▶ DATA PROVIDED:
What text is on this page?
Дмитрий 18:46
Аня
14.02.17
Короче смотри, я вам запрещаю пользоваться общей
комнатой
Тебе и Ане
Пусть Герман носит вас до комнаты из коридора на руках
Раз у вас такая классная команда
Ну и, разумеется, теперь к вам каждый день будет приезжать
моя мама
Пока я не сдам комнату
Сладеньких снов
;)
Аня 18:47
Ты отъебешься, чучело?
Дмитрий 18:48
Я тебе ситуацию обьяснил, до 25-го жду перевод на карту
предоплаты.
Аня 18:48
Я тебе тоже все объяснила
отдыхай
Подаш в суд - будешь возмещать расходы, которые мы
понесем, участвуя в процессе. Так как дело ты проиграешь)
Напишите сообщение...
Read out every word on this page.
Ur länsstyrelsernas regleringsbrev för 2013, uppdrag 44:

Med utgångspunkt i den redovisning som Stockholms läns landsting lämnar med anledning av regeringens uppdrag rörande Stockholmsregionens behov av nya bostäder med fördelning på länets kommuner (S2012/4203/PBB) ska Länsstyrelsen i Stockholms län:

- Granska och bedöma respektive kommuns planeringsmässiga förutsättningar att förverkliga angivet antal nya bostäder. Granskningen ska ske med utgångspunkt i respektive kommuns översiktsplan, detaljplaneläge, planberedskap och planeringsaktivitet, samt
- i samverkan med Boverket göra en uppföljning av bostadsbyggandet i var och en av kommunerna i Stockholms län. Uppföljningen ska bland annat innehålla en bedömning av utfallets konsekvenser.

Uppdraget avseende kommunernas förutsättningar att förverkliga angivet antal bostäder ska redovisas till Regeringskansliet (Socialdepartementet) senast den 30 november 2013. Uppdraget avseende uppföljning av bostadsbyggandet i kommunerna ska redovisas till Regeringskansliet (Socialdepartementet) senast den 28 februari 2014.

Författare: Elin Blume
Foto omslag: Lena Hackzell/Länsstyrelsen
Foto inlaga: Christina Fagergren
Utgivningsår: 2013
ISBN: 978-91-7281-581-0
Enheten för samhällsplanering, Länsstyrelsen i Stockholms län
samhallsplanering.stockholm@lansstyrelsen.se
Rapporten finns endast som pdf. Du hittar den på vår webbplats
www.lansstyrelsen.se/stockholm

▶ THE EXERCISE: Copy every line of the records word for word.

▶ COMPLETED EXERCISE:
What text is on this page?
Дмитрий 18:46
Аня
14.02.17
Короче смотри, я вам запрещаю пользоваться общей
комнатой
Тебе и Ане
Пусть Герман носит вас до комнаты из коридора на руках
Раз у вас такая классная команда
Ну и, разумеется, теперь к вам каждый день будет приезжать
моя мама
Пока я не сдам комнату
Сладеньких снов
;)
Аня 18:47
Ты отъебешься, чучело?
Дмитрий 18:48
Я тебе ситуацию обьяснил, до 25-го жду перевод на карту
предоплаты.
Аня 18:48
Я тебе тоже все объяснила
отдыхай
Подаш в суд - будешь возмещать расходы, которые мы
понесем, участвуя в процессе. Так как дело ты проиграешь)
Напишите сообщение...
Read out every word on this page.
Ur länsstyrelsernas regleringsbrev för 2013, uppdrag 44:

Med utgångspunkt i den redovisning som Stockholms läns landsting lämnar med anledning av regeringens uppdrag rörande Stockholmsregionens behov av nya bostäder med fördelning på länets kommuner (S2012/4203/PBB) ska Länsstyrelsen i Stockholms län:

- Granska och bedöma respektive kommuns planeringsmässiga förutsättningar att förverkliga angivet antal nya bostäder. Granskningen ska ske med utgångspunkt i respektive kommuns översiktsplan, detaljplaneläge, planberedskap och planeringsaktivitet, samt
- i samverkan med Boverket göra en uppföljning av bostadsbyggandet i var och en av kommunerna i Stockholms län. Uppföljningen ska bland annat innehålla en bedömning av utfallets konsekvenser.

Uppdraget avseende kommunernas förutsättningar att förverkliga angivet antal bostäder ska redovisas till Regeringskansliet (Socialdepartementet) senast den 30 november 2013. Uppdraget avseende uppföljning av bostadsbyggandet i kommunerna ska redovisas till Regeringskansliet (Socialdepartementet) senast den 28 februari 2014.

Författare: Elin Blume
Foto omslag: Lena Hackzell/Länsstyrelsen
Foto inlaga: Christina Fagergren
Utgivningsår: 2013
ISBN: 978-91-7281-581-0
Enheten för samhällsplanering, Länsstyrelsen i Stockholms län
samhallsplanering.stockholm@lansstyrelsen.se
Rapporten finns endast som pdf. Du hittar den på vår webbplats
www.lansstyrelsen.se/stockholm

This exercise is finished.